─── ENTRIES PROVIDED ───

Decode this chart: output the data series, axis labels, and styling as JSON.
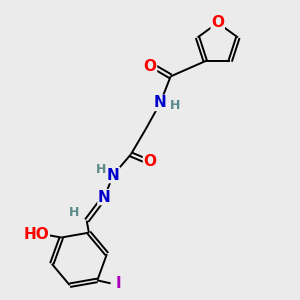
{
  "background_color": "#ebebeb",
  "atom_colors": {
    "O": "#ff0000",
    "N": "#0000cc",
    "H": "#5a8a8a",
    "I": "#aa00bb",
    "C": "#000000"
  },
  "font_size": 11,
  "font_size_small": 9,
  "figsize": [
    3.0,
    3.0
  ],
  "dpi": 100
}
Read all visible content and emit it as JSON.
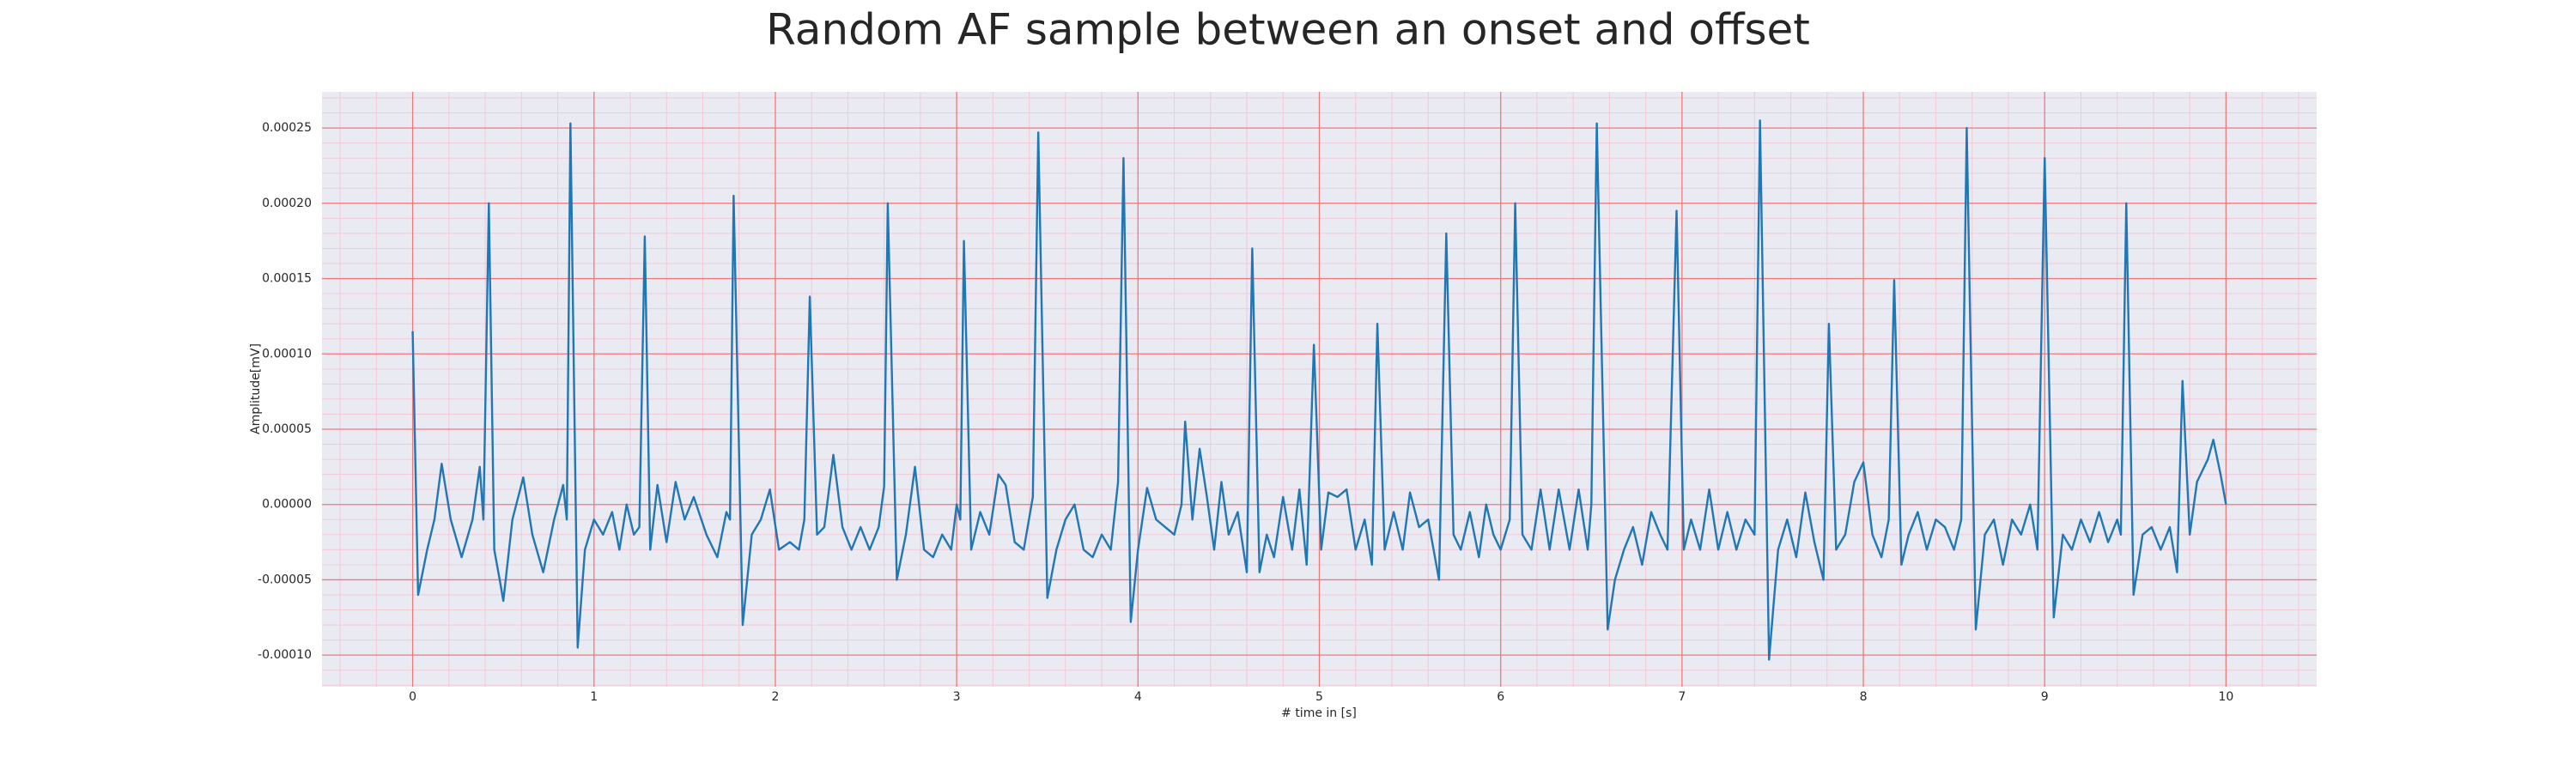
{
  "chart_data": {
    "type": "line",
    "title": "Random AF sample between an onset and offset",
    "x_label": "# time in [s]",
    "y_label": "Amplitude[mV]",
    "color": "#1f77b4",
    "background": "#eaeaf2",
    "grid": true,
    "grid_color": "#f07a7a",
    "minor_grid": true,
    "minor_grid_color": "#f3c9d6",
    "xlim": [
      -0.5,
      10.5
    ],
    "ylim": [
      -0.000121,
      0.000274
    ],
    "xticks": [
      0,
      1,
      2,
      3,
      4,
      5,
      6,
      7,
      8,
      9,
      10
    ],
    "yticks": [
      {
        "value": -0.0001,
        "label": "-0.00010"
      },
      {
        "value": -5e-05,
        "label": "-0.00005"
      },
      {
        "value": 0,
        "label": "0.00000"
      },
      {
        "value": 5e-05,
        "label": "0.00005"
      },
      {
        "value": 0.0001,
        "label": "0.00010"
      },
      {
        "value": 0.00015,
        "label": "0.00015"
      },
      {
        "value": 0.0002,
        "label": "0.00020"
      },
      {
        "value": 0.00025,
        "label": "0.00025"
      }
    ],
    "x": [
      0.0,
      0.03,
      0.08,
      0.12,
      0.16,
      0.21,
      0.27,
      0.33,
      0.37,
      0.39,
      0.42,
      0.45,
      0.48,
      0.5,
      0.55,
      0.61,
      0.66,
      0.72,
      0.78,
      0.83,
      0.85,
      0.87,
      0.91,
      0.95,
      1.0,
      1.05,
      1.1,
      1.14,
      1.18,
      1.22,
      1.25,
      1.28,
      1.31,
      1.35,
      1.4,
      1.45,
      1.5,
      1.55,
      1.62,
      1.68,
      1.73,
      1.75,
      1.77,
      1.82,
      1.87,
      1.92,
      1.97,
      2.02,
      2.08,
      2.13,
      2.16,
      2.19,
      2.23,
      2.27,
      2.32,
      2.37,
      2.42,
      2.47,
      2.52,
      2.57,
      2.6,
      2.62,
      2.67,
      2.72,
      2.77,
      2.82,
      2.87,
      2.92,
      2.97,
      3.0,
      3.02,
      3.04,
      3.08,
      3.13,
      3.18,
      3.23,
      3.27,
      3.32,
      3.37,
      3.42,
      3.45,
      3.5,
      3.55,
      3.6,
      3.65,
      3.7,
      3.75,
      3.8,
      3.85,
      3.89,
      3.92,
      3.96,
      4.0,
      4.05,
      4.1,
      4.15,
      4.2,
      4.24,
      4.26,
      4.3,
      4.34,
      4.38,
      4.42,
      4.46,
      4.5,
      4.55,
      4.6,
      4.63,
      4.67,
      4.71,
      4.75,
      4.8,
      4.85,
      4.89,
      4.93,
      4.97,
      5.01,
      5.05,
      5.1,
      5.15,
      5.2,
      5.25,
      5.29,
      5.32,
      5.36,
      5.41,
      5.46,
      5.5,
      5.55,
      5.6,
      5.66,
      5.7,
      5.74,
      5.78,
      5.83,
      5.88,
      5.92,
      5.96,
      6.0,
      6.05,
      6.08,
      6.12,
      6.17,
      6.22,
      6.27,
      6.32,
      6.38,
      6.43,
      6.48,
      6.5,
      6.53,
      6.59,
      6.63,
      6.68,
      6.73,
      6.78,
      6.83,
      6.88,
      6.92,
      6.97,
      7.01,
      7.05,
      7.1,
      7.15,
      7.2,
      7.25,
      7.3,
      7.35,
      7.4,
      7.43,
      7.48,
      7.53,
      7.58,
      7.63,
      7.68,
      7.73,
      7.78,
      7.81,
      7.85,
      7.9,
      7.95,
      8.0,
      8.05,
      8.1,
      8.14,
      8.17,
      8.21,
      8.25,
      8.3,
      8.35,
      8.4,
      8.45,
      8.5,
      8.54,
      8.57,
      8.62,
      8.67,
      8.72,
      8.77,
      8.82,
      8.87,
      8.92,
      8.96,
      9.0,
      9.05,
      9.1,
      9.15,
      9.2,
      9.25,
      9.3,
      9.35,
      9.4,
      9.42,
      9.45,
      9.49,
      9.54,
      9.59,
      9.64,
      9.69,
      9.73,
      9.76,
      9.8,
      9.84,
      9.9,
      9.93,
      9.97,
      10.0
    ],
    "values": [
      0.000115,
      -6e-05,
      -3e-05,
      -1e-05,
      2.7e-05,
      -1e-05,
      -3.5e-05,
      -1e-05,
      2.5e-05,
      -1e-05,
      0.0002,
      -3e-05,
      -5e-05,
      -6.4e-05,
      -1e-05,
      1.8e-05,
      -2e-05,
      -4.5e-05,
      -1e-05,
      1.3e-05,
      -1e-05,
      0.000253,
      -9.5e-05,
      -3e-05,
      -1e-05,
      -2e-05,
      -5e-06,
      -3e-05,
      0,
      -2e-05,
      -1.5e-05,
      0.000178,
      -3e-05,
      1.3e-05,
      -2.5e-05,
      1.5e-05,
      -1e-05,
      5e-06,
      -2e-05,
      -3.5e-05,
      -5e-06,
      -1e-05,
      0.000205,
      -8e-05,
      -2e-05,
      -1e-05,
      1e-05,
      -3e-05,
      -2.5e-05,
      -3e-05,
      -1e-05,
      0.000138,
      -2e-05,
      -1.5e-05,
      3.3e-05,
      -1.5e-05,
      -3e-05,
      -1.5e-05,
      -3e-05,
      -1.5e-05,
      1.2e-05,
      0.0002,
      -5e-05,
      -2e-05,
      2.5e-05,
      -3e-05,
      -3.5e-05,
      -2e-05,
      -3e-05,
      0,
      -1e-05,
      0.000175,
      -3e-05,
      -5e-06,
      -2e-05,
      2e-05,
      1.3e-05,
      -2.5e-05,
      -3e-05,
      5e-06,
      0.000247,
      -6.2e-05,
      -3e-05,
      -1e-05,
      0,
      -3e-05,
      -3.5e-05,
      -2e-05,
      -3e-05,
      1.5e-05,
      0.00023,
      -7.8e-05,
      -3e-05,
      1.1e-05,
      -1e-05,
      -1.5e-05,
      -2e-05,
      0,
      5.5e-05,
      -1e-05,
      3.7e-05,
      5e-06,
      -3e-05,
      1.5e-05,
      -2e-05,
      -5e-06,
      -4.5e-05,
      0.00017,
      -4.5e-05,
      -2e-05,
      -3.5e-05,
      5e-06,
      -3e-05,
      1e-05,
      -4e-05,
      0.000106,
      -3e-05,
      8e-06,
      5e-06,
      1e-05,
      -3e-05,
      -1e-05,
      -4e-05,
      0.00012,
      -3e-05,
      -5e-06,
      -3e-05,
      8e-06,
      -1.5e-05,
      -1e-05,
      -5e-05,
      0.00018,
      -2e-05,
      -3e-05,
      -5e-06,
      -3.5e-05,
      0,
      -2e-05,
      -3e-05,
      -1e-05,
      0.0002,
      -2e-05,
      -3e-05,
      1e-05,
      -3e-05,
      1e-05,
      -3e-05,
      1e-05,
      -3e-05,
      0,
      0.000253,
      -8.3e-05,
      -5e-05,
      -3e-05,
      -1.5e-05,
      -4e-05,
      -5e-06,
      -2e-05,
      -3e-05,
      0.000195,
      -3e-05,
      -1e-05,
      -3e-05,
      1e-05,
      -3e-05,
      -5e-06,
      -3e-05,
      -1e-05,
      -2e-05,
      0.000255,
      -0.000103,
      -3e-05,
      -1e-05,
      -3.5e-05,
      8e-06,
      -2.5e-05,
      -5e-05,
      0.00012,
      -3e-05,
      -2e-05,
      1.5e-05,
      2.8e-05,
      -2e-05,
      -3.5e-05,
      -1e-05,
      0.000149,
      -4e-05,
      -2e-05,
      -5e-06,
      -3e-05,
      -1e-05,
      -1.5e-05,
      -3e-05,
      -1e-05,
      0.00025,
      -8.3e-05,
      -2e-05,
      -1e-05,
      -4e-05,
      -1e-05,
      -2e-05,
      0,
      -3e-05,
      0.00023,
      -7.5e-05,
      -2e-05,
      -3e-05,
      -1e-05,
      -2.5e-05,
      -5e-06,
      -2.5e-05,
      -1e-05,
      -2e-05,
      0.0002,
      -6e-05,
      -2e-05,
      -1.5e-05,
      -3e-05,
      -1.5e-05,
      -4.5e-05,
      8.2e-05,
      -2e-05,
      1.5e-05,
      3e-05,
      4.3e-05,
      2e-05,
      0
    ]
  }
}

───

Pull out every line of the records that includes the string "JSON".

Decode this chart: output the data series, axis labels, and styling as JSON.
Read all visible content and emit it as JSON.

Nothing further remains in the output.